Stated goal:
Skip the pictures and quote all of the lines exactly.

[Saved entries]
╭──

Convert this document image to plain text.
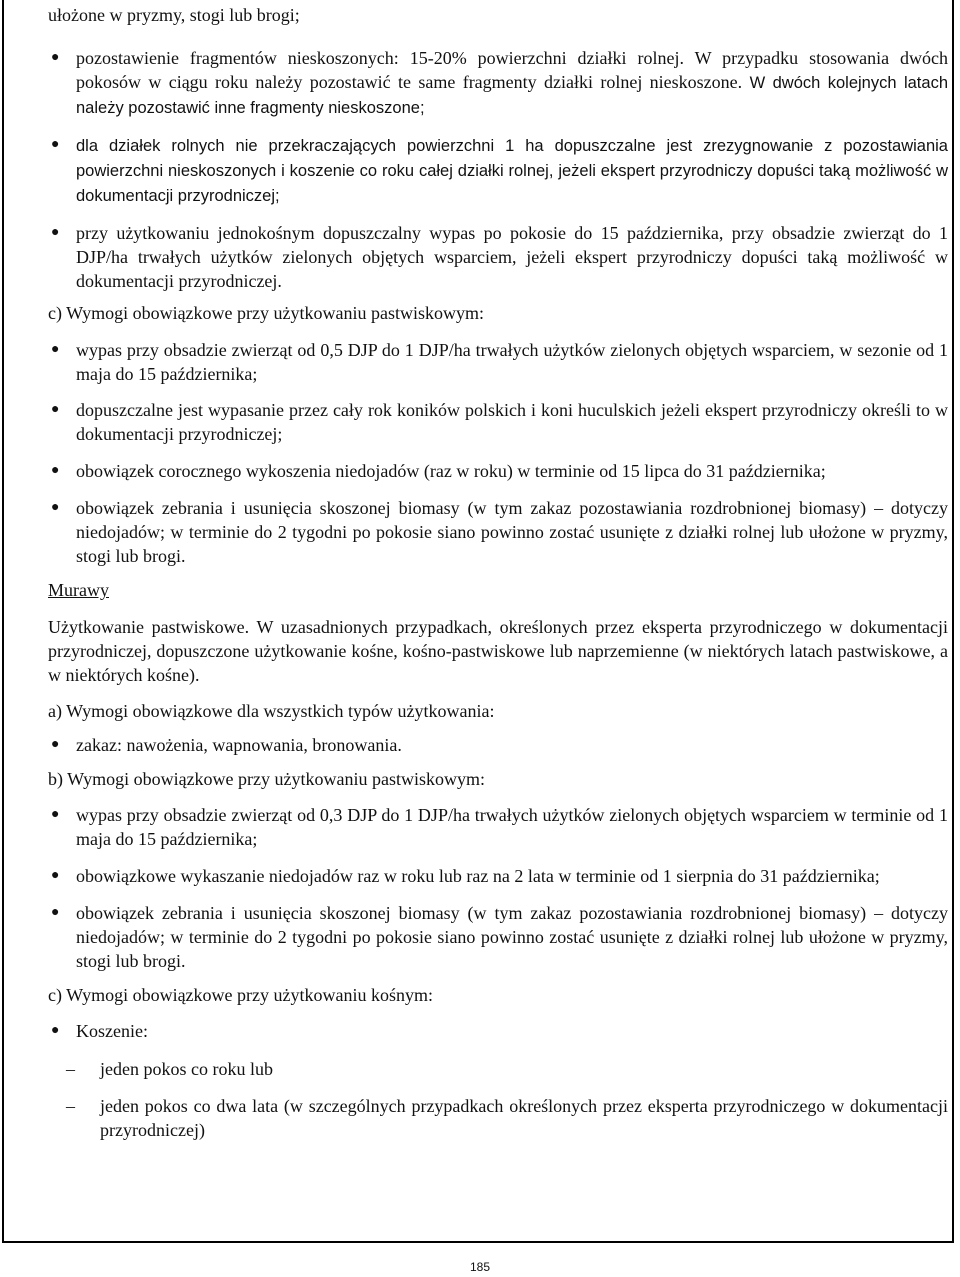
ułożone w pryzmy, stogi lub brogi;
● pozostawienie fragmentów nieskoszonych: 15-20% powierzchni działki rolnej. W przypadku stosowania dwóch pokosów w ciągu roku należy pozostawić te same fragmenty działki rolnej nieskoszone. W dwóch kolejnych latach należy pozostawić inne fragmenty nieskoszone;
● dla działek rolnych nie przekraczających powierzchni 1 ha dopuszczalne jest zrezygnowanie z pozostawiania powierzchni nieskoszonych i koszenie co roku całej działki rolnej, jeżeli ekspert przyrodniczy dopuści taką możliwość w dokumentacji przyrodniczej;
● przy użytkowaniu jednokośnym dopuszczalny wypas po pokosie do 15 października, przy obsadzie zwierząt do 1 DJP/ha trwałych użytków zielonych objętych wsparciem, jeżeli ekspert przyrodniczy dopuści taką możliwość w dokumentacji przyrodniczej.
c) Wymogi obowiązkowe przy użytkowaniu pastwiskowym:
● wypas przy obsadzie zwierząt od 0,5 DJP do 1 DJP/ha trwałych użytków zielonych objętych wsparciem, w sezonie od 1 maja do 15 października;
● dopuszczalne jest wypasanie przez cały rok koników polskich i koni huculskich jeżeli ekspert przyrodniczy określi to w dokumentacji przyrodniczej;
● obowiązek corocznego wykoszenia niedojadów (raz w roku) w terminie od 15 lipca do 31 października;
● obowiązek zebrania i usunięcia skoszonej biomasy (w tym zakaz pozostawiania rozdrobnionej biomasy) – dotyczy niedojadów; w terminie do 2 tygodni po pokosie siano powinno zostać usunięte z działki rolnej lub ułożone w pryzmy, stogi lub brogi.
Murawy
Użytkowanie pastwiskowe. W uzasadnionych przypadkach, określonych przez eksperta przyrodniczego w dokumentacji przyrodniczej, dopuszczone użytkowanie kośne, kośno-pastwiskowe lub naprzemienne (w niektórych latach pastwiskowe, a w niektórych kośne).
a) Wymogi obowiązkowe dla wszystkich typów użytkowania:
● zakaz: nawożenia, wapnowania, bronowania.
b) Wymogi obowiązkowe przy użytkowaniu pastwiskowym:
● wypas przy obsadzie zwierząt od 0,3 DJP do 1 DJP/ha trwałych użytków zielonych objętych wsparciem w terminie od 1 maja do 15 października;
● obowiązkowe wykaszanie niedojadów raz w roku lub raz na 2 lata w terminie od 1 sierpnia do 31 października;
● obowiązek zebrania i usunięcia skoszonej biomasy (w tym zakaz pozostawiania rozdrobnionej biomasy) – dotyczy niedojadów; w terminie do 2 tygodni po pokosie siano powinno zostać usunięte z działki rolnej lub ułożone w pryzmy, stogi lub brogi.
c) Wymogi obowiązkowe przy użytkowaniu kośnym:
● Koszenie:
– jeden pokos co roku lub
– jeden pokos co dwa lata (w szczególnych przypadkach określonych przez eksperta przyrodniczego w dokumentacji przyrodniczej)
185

╰──

Finished task:
Convert this document image to plain text.
ułożone w pryzmy, stogi lub brogi;
● pozostawienie fragmentów nieskoszonych: 15-20% powierzchni działki rolnej. W przypadku stosowania dwóch pokosów w ciągu roku należy pozostawić te same fragmenty działki rolnej nieskoszone. W dwóch kolejnych latach należy pozostawić inne fragmenty nieskoszone;
● dla działek rolnych nie przekraczających powierzchni 1 ha dopuszczalne jest zrezygnowanie z pozostawiania powierzchni nieskoszonych i koszenie co roku całej działki rolnej, jeżeli ekspert przyrodniczy dopuści taką możliwość w dokumentacji przyrodniczej;
● przy użytkowaniu jednokośnym dopuszczalny wypas po pokosie do 15 października, przy obsadzie zwierząt do 1 DJP/ha trwałych użytków zielonych objętych wsparciem, jeżeli ekspert przyrodniczy dopuści taką możliwość w dokumentacji przyrodniczej.
c) Wymogi obowiązkowe przy użytkowaniu pastwiskowym:
● wypas przy obsadzie zwierząt od 0,5 DJP do 1 DJP/ha trwałych użytków zielonych objętych wsparciem, w sezonie od 1 maja do 15 października;
● dopuszczalne jest wypasanie przez cały rok koników polskich i koni huculskich jeżeli ekspert przyrodniczy określi to w dokumentacji przyrodniczej;
● obowiązek corocznego wykoszenia niedojadów (raz w roku) w terminie od 15 lipca do 31 października;
● obowiązek zebrania i usunięcia skoszonej biomasy (w tym zakaz pozostawiania rozdrobnionej biomasy) – dotyczy niedojadów; w terminie do 2 tygodni po pokosie siano powinno zostać usunięte z działki rolnej lub ułożone w pryzmy, stogi lub brogi.
Murawy
Użytkowanie pastwiskowe. W uzasadnionych przypadkach, określonych przez eksperta przyrodniczego w dokumentacji przyrodniczej, dopuszczone użytkowanie kośne, kośno-pastwiskowe lub naprzemienne (w niektórych latach pastwiskowe, a w niektórych kośne).
a) Wymogi obowiązkowe dla wszystkich typów użytkowania:
● zakaz: nawożenia, wapnowania, bronowania.
b) Wymogi obowiązkowe przy użytkowaniu pastwiskowym:
● wypas przy obsadzie zwierząt od 0,3 DJP do 1 DJP/ha trwałych użytków zielonych objętych wsparciem w terminie od 1 maja do 15 października;
● obowiązkowe wykaszanie niedojadów raz w roku lub raz na 2 lata w terminie od 1 sierpnia do 31 października;
● obowiązek zebrania i usunięcia skoszonej biomasy (w tym zakaz pozostawiania rozdrobnionej biomasy) – dotyczy niedojadów; w terminie do 2 tygodni po pokosie siano powinno zostać usunięte z działki rolnej lub ułożone w pryzmy, stogi lub brogi.
c) Wymogi obowiązkowe przy użytkowaniu kośnym:
● Koszenie:
– jeden pokos co roku lub
– jeden pokos co dwa lata (w szczególnych przypadkach określonych przez eksperta przyrodniczego w dokumentacji przyrodniczej)
185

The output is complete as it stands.